─── RECORDS FOR THE TASK

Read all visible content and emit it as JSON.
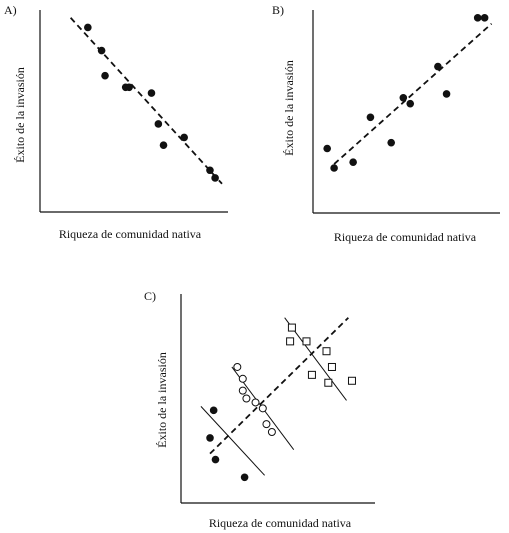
{
  "chart_data": [
    {
      "type": "scatter",
      "panel_label": "A)",
      "xlabel": "Riqueza de comunidad nativa",
      "ylabel": "Éxito de la invasión",
      "xlim": [
        0,
        100
      ],
      "ylim": [
        0,
        100
      ],
      "grid": false,
      "series": [
        {
          "marker": "filled-circle",
          "points": [
            [
              22,
              92
            ],
            [
              30,
              80
            ],
            [
              32,
              67
            ],
            [
              44,
              61
            ],
            [
              46,
              61
            ],
            [
              59,
              58
            ],
            [
              63,
              42
            ],
            [
              66,
              31
            ],
            [
              78,
              35
            ],
            [
              93,
              18
            ],
            [
              96,
              14
            ]
          ]
        }
      ],
      "trend_lines": [
        {
          "style": "dashed",
          "from": [
            12,
            97
          ],
          "to": [
            100,
            11
          ]
        }
      ]
    },
    {
      "type": "scatter",
      "panel_label": "B)",
      "xlabel": "Riqueza de comunidad nativa",
      "ylabel": "Éxito de la invasión",
      "xlim": [
        0,
        100
      ],
      "ylim": [
        0,
        100
      ],
      "grid": false,
      "series": [
        {
          "marker": "filled-circle",
          "points": [
            [
              3,
              30
            ],
            [
              7,
              20
            ],
            [
              18,
              23
            ],
            [
              28,
              46
            ],
            [
              40,
              33
            ],
            [
              47,
              56
            ],
            [
              51,
              53
            ],
            [
              67,
              72
            ],
            [
              72,
              58
            ],
            [
              90,
              97
            ],
            [
              94,
              97
            ]
          ]
        }
      ],
      "trend_lines": [
        {
          "style": "dashed",
          "from": [
            7,
            22
          ],
          "to": [
            98,
            94
          ]
        }
      ]
    },
    {
      "type": "scatter",
      "panel_label": "C)",
      "xlabel": "Riqueza de comunidad nativa",
      "ylabel": "Éxito de la invasión",
      "xlim": [
        0,
        100
      ],
      "ylim": [
        0,
        100
      ],
      "grid": false,
      "series": [
        {
          "marker": "filled-circle",
          "points": [
            [
              13,
              44
            ],
            [
              11,
              30
            ],
            [
              14,
              19
            ],
            [
              30,
              10
            ]
          ]
        },
        {
          "marker": "open-circle",
          "points": [
            [
              26,
              66
            ],
            [
              29,
              60
            ],
            [
              29,
              54
            ],
            [
              31,
              50
            ],
            [
              36,
              48
            ],
            [
              40,
              45
            ],
            [
              42,
              37
            ],
            [
              45,
              33
            ]
          ]
        },
        {
          "marker": "open-square",
          "points": [
            [
              56,
              86
            ],
            [
              55,
              79
            ],
            [
              64,
              79
            ],
            [
              75,
              74
            ],
            [
              78,
              66
            ],
            [
              67,
              62
            ],
            [
              76,
              58
            ],
            [
              89,
              59
            ]
          ]
        }
      ],
      "trend_lines": [
        {
          "style": "dashed",
          "from": [
            11,
            22
          ],
          "to": [
            87,
            91
          ]
        },
        {
          "style": "solid",
          "from": [
            6,
            46
          ],
          "to": [
            41,
            11
          ]
        },
        {
          "style": "solid",
          "from": [
            23,
            66
          ],
          "to": [
            57,
            24
          ]
        },
        {
          "style": "solid",
          "from": [
            52,
            91
          ],
          "to": [
            86,
            49
          ]
        }
      ]
    }
  ]
}
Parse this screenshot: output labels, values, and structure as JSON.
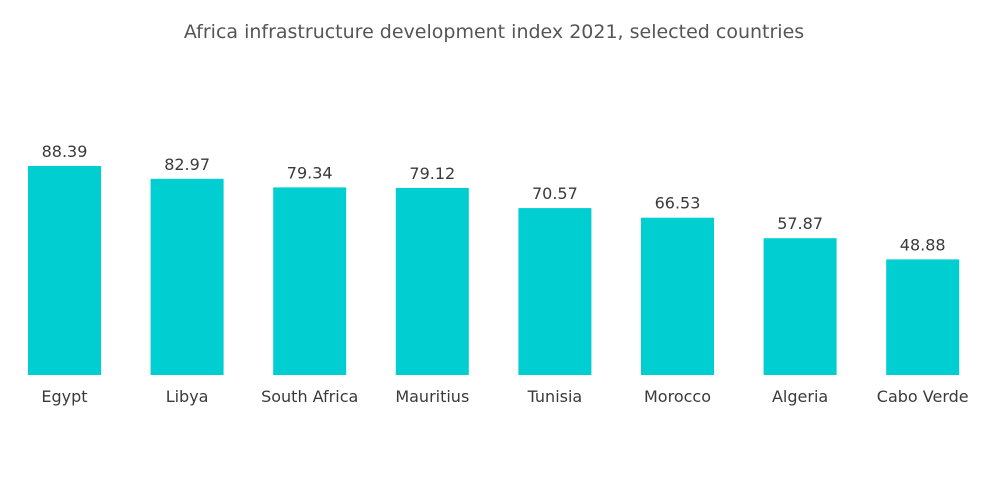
{
  "chart_data": {
    "type": "bar",
    "title": "Africa infrastructure development index 2021, selected countries",
    "xlabel": "",
    "ylabel": "",
    "categories": [
      "Egypt",
      "Libya",
      "South Africa",
      "Mauritius",
      "Tunisia",
      "Morocco",
      "Algeria",
      "Cabo Verde"
    ],
    "values": [
      88.39,
      82.97,
      79.34,
      79.12,
      70.57,
      66.53,
      57.87,
      48.88
    ],
    "value_labels": [
      "88.39",
      "82.97",
      "79.34",
      "79.12",
      "70.57",
      "66.53",
      "57.87",
      "48.88"
    ],
    "ylim": [
      0,
      88.39
    ],
    "grid": false,
    "legend": "none",
    "bar_color": "#00CED1"
  }
}
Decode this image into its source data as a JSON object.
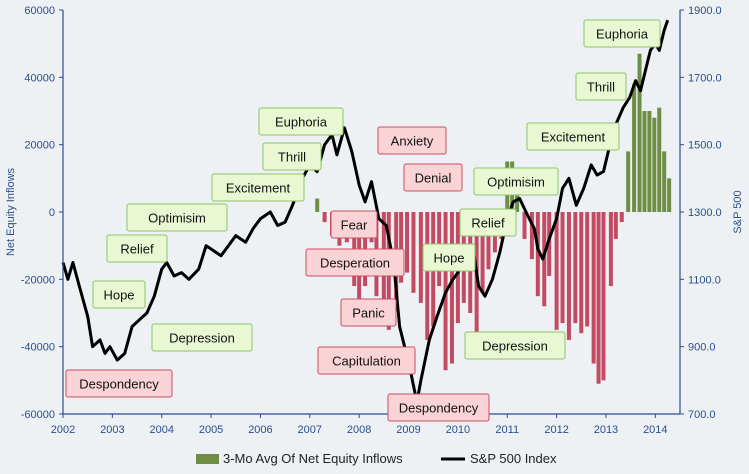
{
  "chart_data": {
    "type": "bar+line",
    "title": "",
    "x_axis": {
      "ticks": [
        "2002",
        "2003",
        "2004",
        "2005",
        "2006",
        "2007",
        "2008",
        "2009",
        "2010",
        "2011",
        "2012",
        "2013",
        "2014"
      ]
    },
    "y_left": {
      "label": "Net Equity Inflows",
      "ticks": [
        "60000",
        "40000",
        "20000",
        "0",
        "-20000",
        "-40000",
        "-60000"
      ],
      "range": [
        -60000,
        60000
      ]
    },
    "y_right": {
      "label": "S&P 500",
      "ticks": [
        "1900.0",
        "1700.0",
        "1500.0",
        "1300.0",
        "1100.0",
        "900.0",
        "700.0"
      ],
      "range": [
        700,
        1900
      ]
    },
    "grid": false,
    "legend_position": "bottom",
    "series": [
      {
        "name": "3-Mo Avg Of Net Equity Inflows",
        "kind": "bar",
        "color_positive": "#6e8e45",
        "color_negative": "#c24a62",
        "values": [
          [
            2007.15,
            4000
          ],
          [
            2007.3,
            -3000
          ],
          [
            2007.45,
            -7000
          ],
          [
            2007.6,
            -10000
          ],
          [
            2007.75,
            -9000
          ],
          [
            2007.9,
            -22000
          ],
          [
            2008.0,
            -26000
          ],
          [
            2008.12,
            -22000
          ],
          [
            2008.25,
            -9000
          ],
          [
            2008.35,
            -25000
          ],
          [
            2008.5,
            -29000
          ],
          [
            2008.6,
            -35000
          ],
          [
            2008.75,
            -29000
          ],
          [
            2008.85,
            -21000
          ],
          [
            2008.97,
            -18000
          ],
          [
            2009.1,
            -24000
          ],
          [
            2009.25,
            -27000
          ],
          [
            2009.38,
            -38000
          ],
          [
            2009.5,
            -34000
          ],
          [
            2009.62,
            -22000
          ],
          [
            2009.75,
            -47000
          ],
          [
            2009.88,
            -45000
          ],
          [
            2010.0,
            -33000
          ],
          [
            2010.12,
            -27000
          ],
          [
            2010.25,
            -30000
          ],
          [
            2010.38,
            -37000
          ],
          [
            2010.5,
            -24000
          ],
          [
            2010.62,
            -17000
          ],
          [
            2010.75,
            -12000
          ],
          [
            2010.88,
            -8000
          ],
          [
            2011.0,
            15000
          ],
          [
            2011.1,
            15000
          ],
          [
            2011.2,
            8000
          ],
          [
            2011.35,
            -8000
          ],
          [
            2011.5,
            -14000
          ],
          [
            2011.62,
            -25000
          ],
          [
            2011.75,
            -28000
          ],
          [
            2011.85,
            -19000
          ],
          [
            2012.0,
            -35000
          ],
          [
            2012.12,
            -33000
          ],
          [
            2012.25,
            -38000
          ],
          [
            2012.38,
            -33000
          ],
          [
            2012.5,
            -36000
          ],
          [
            2012.62,
            -34000
          ],
          [
            2012.75,
            -45000
          ],
          [
            2012.85,
            -51000
          ],
          [
            2012.95,
            -50000
          ],
          [
            2013.1,
            -22000
          ],
          [
            2013.2,
            -8000
          ],
          [
            2013.32,
            -3000
          ],
          [
            2013.45,
            18000
          ],
          [
            2013.57,
            38000
          ],
          [
            2013.68,
            47000
          ],
          [
            2013.78,
            30000
          ],
          [
            2013.88,
            30000
          ],
          [
            2013.98,
            28000
          ],
          [
            2014.08,
            31000
          ],
          [
            2014.18,
            18000
          ],
          [
            2014.28,
            10000
          ]
        ]
      },
      {
        "name": "S&P 500 Index",
        "kind": "line",
        "axis": "right",
        "color": "#000000",
        "values": [
          [
            2002.0,
            1150
          ],
          [
            2002.1,
            1100
          ],
          [
            2002.2,
            1150
          ],
          [
            2002.33,
            1080
          ],
          [
            2002.5,
            990
          ],
          [
            2002.6,
            900
          ],
          [
            2002.75,
            920
          ],
          [
            2002.85,
            880
          ],
          [
            2002.95,
            900
          ],
          [
            2003.1,
            860
          ],
          [
            2003.25,
            880
          ],
          [
            2003.4,
            960
          ],
          [
            2003.55,
            980
          ],
          [
            2003.7,
            1000
          ],
          [
            2003.85,
            1050
          ],
          [
            2004.0,
            1130
          ],
          [
            2004.1,
            1150
          ],
          [
            2004.25,
            1110
          ],
          [
            2004.4,
            1120
          ],
          [
            2004.55,
            1100
          ],
          [
            2004.75,
            1130
          ],
          [
            2004.9,
            1200
          ],
          [
            2005.0,
            1190
          ],
          [
            2005.2,
            1170
          ],
          [
            2005.35,
            1200
          ],
          [
            2005.5,
            1230
          ],
          [
            2005.7,
            1210
          ],
          [
            2005.85,
            1250
          ],
          [
            2006.0,
            1280
          ],
          [
            2006.2,
            1300
          ],
          [
            2006.35,
            1260
          ],
          [
            2006.5,
            1270
          ],
          [
            2006.65,
            1320
          ],
          [
            2006.85,
            1400
          ],
          [
            2007.0,
            1440
          ],
          [
            2007.15,
            1420
          ],
          [
            2007.3,
            1500
          ],
          [
            2007.45,
            1530
          ],
          [
            2007.55,
            1470
          ],
          [
            2007.7,
            1550
          ],
          [
            2007.85,
            1480
          ],
          [
            2008.0,
            1380
          ],
          [
            2008.12,
            1330
          ],
          [
            2008.25,
            1390
          ],
          [
            2008.4,
            1280
          ],
          [
            2008.55,
            1260
          ],
          [
            2008.7,
            1150
          ],
          [
            2008.82,
            960
          ],
          [
            2008.92,
            900
          ],
          [
            2009.05,
            820
          ],
          [
            2009.17,
            735
          ],
          [
            2009.25,
            800
          ],
          [
            2009.42,
            920
          ],
          [
            2009.58,
            990
          ],
          [
            2009.75,
            1060
          ],
          [
            2009.9,
            1100
          ],
          [
            2010.0,
            1120
          ],
          [
            2010.15,
            1170
          ],
          [
            2010.3,
            1200
          ],
          [
            2010.42,
            1080
          ],
          [
            2010.55,
            1050
          ],
          [
            2010.7,
            1100
          ],
          [
            2010.85,
            1180
          ],
          [
            2011.0,
            1280
          ],
          [
            2011.12,
            1330
          ],
          [
            2011.25,
            1340
          ],
          [
            2011.38,
            1300
          ],
          [
            2011.55,
            1250
          ],
          [
            2011.62,
            1190
          ],
          [
            2011.72,
            1160
          ],
          [
            2011.85,
            1220
          ],
          [
            2012.0,
            1280
          ],
          [
            2012.12,
            1370
          ],
          [
            2012.25,
            1400
          ],
          [
            2012.4,
            1320
          ],
          [
            2012.55,
            1370
          ],
          [
            2012.7,
            1440
          ],
          [
            2012.82,
            1410
          ],
          [
            2012.95,
            1420
          ],
          [
            2013.08,
            1500
          ],
          [
            2013.2,
            1560
          ],
          [
            2013.35,
            1610
          ],
          [
            2013.48,
            1640
          ],
          [
            2013.6,
            1690
          ],
          [
            2013.7,
            1660
          ],
          [
            2013.8,
            1720
          ],
          [
            2013.9,
            1780
          ],
          [
            2014.0,
            1800
          ],
          [
            2014.08,
            1780
          ],
          [
            2014.18,
            1840
          ],
          [
            2014.25,
            1870
          ]
        ]
      }
    ],
    "annotations": [
      {
        "text": "Despondency",
        "style": "red"
      },
      {
        "text": "Hope",
        "style": "green"
      },
      {
        "text": "Relief",
        "style": "green"
      },
      {
        "text": "Optimisim",
        "style": "green"
      },
      {
        "text": "Depression",
        "style": "green"
      },
      {
        "text": "Excitement",
        "style": "green"
      },
      {
        "text": "Thrill",
        "style": "green"
      },
      {
        "text": "Euphoria",
        "style": "green"
      },
      {
        "text": "Anxiety",
        "style": "red"
      },
      {
        "text": "Denial",
        "style": "red"
      },
      {
        "text": "Fear",
        "style": "red"
      },
      {
        "text": "Desperation",
        "style": "red"
      },
      {
        "text": "Panic",
        "style": "red"
      },
      {
        "text": "Capitulation",
        "style": "red"
      },
      {
        "text": "Despondency",
        "style": "red"
      },
      {
        "text": "Hope",
        "style": "green"
      },
      {
        "text": "Relief",
        "style": "green"
      },
      {
        "text": "Optimisim",
        "style": "green"
      },
      {
        "text": "Depression",
        "style": "green"
      },
      {
        "text": "Excitement",
        "style": "green"
      },
      {
        "text": "Thrill",
        "style": "green"
      },
      {
        "text": "Euphoria",
        "style": "green"
      }
    ],
    "colors": {
      "axis": "#2a4e8e",
      "label_green_fill": "#e9f7d3",
      "label_green_stroke": "#8cc46a",
      "label_red_fill": "#f9d3d6",
      "label_red_stroke": "#cc4d62"
    }
  }
}
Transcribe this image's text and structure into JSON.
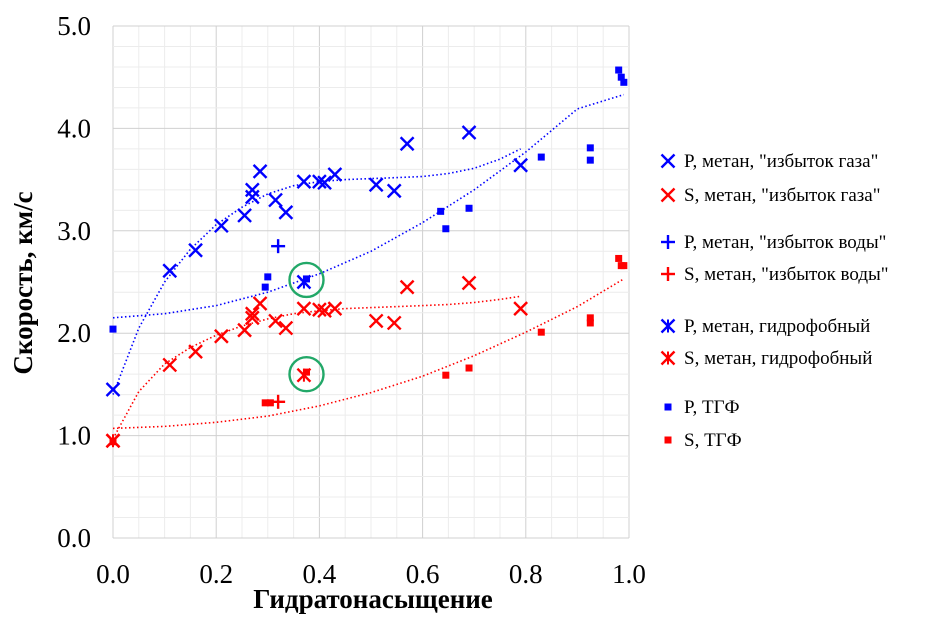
{
  "chart_data": {
    "type": "scatter",
    "xlabel": "Гидратонасыщение",
    "ylabel": "Скорость, км/с",
    "xlim": [
      0,
      1
    ],
    "ylim": [
      0,
      5
    ],
    "x_ticks": [
      "0.0",
      "0.2",
      "0.4",
      "0.6",
      "0.8",
      "1.0"
    ],
    "y_ticks": [
      "0.0",
      "1.0",
      "2.0",
      "3.0",
      "4.0",
      "5.0"
    ],
    "grid": true,
    "legend_position": "right",
    "series": [
      {
        "name": "P, метан, \"избыток газа\"",
        "marker": "x",
        "color": "#0000ff",
        "points": [
          [
            0.0,
            1.45
          ],
          [
            0.11,
            2.61
          ],
          [
            0.16,
            2.81
          ],
          [
            0.21,
            3.05
          ],
          [
            0.255,
            3.15
          ],
          [
            0.27,
            3.4
          ],
          [
            0.27,
            3.33
          ],
          [
            0.285,
            3.58
          ],
          [
            0.315,
            3.3
          ],
          [
            0.335,
            3.18
          ],
          [
            0.37,
            3.48
          ],
          [
            0.4,
            3.48
          ],
          [
            0.41,
            3.47
          ],
          [
            0.43,
            3.55
          ],
          [
            0.51,
            3.45
          ],
          [
            0.545,
            3.39
          ],
          [
            0.57,
            3.85
          ],
          [
            0.69,
            3.96
          ],
          [
            0.79,
            3.64
          ]
        ]
      },
      {
        "name": "S, метан, \"избыток газа\"",
        "marker": "x",
        "color": "#ff0000",
        "points": [
          [
            0.0,
            0.95
          ],
          [
            0.11,
            1.69
          ],
          [
            0.16,
            1.82
          ],
          [
            0.21,
            1.97
          ],
          [
            0.255,
            2.03
          ],
          [
            0.27,
            2.15
          ],
          [
            0.27,
            2.19
          ],
          [
            0.285,
            2.29
          ],
          [
            0.315,
            2.12
          ],
          [
            0.335,
            2.05
          ],
          [
            0.37,
            2.24
          ],
          [
            0.4,
            2.23
          ],
          [
            0.41,
            2.22
          ],
          [
            0.43,
            2.24
          ],
          [
            0.51,
            2.12
          ],
          [
            0.545,
            2.1
          ],
          [
            0.57,
            2.45
          ],
          [
            0.69,
            2.49
          ],
          [
            0.79,
            2.24
          ]
        ]
      },
      {
        "name": "P, метан, \"избыток воды\"",
        "marker": "plus",
        "color": "#0000ff",
        "points": [
          [
            0.32,
            2.85
          ]
        ]
      },
      {
        "name": "S, метан, \"избыток воды\"",
        "marker": "plus",
        "color": "#ff0000",
        "points": [
          [
            0.32,
            1.33
          ]
        ]
      },
      {
        "name": "P, метан, гидрофобный",
        "marker": "star",
        "color": "#0000ff",
        "points": [
          [
            0.37,
            2.5
          ]
        ]
      },
      {
        "name": "S, метан, гидрофобный",
        "marker": "star",
        "color": "#ff0000",
        "points": [
          [
            0.0,
            0.95
          ],
          [
            0.37,
            1.59
          ]
        ]
      },
      {
        "name": "P, ТГФ",
        "marker": "square",
        "color": "#0000ff",
        "points": [
          [
            0.0,
            2.04
          ],
          [
            0.3,
            2.55
          ],
          [
            0.295,
            2.45
          ],
          [
            0.375,
            2.53
          ],
          [
            0.635,
            3.19
          ],
          [
            0.645,
            3.02
          ],
          [
            0.69,
            3.22
          ],
          [
            0.83,
            3.72
          ],
          [
            0.925,
            3.81
          ],
          [
            0.925,
            3.69
          ],
          [
            0.98,
            4.57
          ],
          [
            0.985,
            4.5
          ],
          [
            0.99,
            4.45
          ]
        ]
      },
      {
        "name": "S, ТГФ",
        "marker": "square",
        "color": "#ff0000",
        "points": [
          [
            0.0,
            0.94
          ],
          [
            0.295,
            1.32
          ],
          [
            0.305,
            1.32
          ],
          [
            0.375,
            1.62
          ],
          [
            0.645,
            1.59
          ],
          [
            0.69,
            1.66
          ],
          [
            0.83,
            2.01
          ],
          [
            0.925,
            2.15
          ],
          [
            0.925,
            2.1
          ],
          [
            0.98,
            2.73
          ],
          [
            0.985,
            2.66
          ],
          [
            0.99,
            2.66
          ]
        ]
      }
    ],
    "trendlines": [
      {
        "color": "#0000ff",
        "points": [
          [
            0.0,
            1.4
          ],
          [
            0.05,
            2.05
          ],
          [
            0.1,
            2.5
          ],
          [
            0.15,
            2.82
          ],
          [
            0.2,
            3.06
          ],
          [
            0.25,
            3.23
          ],
          [
            0.3,
            3.36
          ],
          [
            0.35,
            3.44
          ],
          [
            0.4,
            3.48
          ],
          [
            0.45,
            3.5
          ],
          [
            0.5,
            3.51
          ],
          [
            0.55,
            3.52
          ],
          [
            0.6,
            3.53
          ],
          [
            0.65,
            3.56
          ],
          [
            0.7,
            3.61
          ],
          [
            0.75,
            3.7
          ],
          [
            0.79,
            3.8
          ]
        ]
      },
      {
        "color": "#ff0000",
        "points": [
          [
            0.0,
            0.97
          ],
          [
            0.05,
            1.43
          ],
          [
            0.1,
            1.7
          ],
          [
            0.15,
            1.86
          ],
          [
            0.2,
            1.98
          ],
          [
            0.25,
            2.07
          ],
          [
            0.3,
            2.14
          ],
          [
            0.35,
            2.19
          ],
          [
            0.4,
            2.22
          ],
          [
            0.45,
            2.24
          ],
          [
            0.5,
            2.25
          ],
          [
            0.55,
            2.26
          ],
          [
            0.6,
            2.27
          ],
          [
            0.65,
            2.28
          ],
          [
            0.7,
            2.3
          ],
          [
            0.75,
            2.33
          ],
          [
            0.79,
            2.36
          ]
        ]
      },
      {
        "color": "#0000ff",
        "points": [
          [
            0.0,
            2.15
          ],
          [
            0.1,
            2.19
          ],
          [
            0.2,
            2.27
          ],
          [
            0.3,
            2.4
          ],
          [
            0.4,
            2.58
          ],
          [
            0.5,
            2.8
          ],
          [
            0.6,
            3.08
          ],
          [
            0.7,
            3.4
          ],
          [
            0.8,
            3.77
          ],
          [
            0.9,
            4.19
          ],
          [
            0.99,
            4.33
          ]
        ]
      },
      {
        "color": "#ff0000",
        "points": [
          [
            0.0,
            1.07
          ],
          [
            0.1,
            1.09
          ],
          [
            0.2,
            1.13
          ],
          [
            0.3,
            1.19
          ],
          [
            0.4,
            1.29
          ],
          [
            0.5,
            1.42
          ],
          [
            0.6,
            1.58
          ],
          [
            0.7,
            1.78
          ],
          [
            0.8,
            2.01
          ],
          [
            0.9,
            2.26
          ],
          [
            0.99,
            2.53
          ]
        ]
      }
    ],
    "highlight_circles": [
      {
        "x": 0.375,
        "y": 2.52,
        "color": "#22a868"
      },
      {
        "x": 0.375,
        "y": 1.6,
        "color": "#22a868"
      }
    ]
  }
}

──────

#### [PROBLEM DETAILS]
Write out every line from the entries where "Africa" appears.

#### [CORRECT RESPONSE]
    "title": "Africa infrastructure development index 2021, selected countries",
      "South Africa",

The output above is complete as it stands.